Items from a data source
»»

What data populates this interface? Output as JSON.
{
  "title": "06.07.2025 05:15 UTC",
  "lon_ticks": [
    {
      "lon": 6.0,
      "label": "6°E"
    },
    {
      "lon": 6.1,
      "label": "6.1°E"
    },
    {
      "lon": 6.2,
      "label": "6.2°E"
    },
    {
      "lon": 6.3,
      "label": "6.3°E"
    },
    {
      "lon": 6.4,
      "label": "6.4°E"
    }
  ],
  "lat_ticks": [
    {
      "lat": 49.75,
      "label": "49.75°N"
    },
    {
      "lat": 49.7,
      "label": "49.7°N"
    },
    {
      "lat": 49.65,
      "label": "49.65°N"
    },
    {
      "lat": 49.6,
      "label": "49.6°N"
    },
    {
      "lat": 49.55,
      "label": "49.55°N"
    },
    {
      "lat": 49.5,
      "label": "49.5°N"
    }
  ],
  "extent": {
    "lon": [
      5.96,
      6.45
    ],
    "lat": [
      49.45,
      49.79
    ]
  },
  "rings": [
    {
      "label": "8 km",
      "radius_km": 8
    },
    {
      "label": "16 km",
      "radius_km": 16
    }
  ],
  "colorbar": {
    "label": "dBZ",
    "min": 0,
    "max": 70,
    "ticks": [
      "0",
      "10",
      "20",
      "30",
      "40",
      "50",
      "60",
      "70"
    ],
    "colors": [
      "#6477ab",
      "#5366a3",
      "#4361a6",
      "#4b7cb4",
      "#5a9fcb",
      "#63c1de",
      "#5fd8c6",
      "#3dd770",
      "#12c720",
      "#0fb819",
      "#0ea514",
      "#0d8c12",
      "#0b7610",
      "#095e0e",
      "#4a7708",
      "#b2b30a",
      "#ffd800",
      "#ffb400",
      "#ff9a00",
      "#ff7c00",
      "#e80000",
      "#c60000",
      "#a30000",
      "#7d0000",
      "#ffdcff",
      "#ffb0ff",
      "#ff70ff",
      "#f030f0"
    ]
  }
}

««

▶ _Task objective_:
Recopy the whole listing exactly.

▶ _Solution_:
What data populates this interface? Output as JSON.
{
  "title": "06.07.2025 05:15 UTC",
  "lon_ticks": [
    {
      "lon": 6.0,
      "label": "6°E"
    },
    {
      "lon": 6.1,
      "label": "6.1°E"
    },
    {
      "lon": 6.2,
      "label": "6.2°E"
    },
    {
      "lon": 6.3,
      "label": "6.3°E"
    },
    {
      "lon": 6.4,
      "label": "6.4°E"
    }
  ],
  "lat_ticks": [
    {
      "lat": 49.75,
      "label": "49.75°N"
    },
    {
      "lat": 49.7,
      "label": "49.7°N"
    },
    {
      "lat": 49.65,
      "label": "49.65°N"
    },
    {
      "lat": 49.6,
      "label": "49.6°N"
    },
    {
      "lat": 49.55,
      "label": "49.55°N"
    },
    {
      "lat": 49.5,
      "label": "49.5°N"
    }
  ],
  "extent": {
    "lon": [
      5.96,
      6.45
    ],
    "lat": [
      49.45,
      49.79
    ]
  },
  "rings": [
    {
      "label": "8 km",
      "radius_km": 8
    },
    {
      "label": "16 km",
      "radius_km": 16
    }
  ],
  "colorbar": {
    "label": "dBZ",
    "min": 0,
    "max": 70,
    "ticks": [
      "0",
      "10",
      "20",
      "30",
      "40",
      "50",
      "60",
      "70"
    ],
    "colors": [
      "#6477ab",
      "#5366a3",
      "#4361a6",
      "#4b7cb4",
      "#5a9fcb",
      "#63c1de",
      "#5fd8c6",
      "#3dd770",
      "#12c720",
      "#0fb819",
      "#0ea514",
      "#0d8c12",
      "#0b7610",
      "#095e0e",
      "#4a7708",
      "#b2b30a",
      "#ffd800",
      "#ffb400",
      "#ff9a00",
      "#ff7c00",
      "#e80000",
      "#c60000",
      "#a30000",
      "#7d0000",
      "#ffdcff",
      "#ffb0ff",
      "#ff70ff",
      "#f030f0"
    ]
  }
}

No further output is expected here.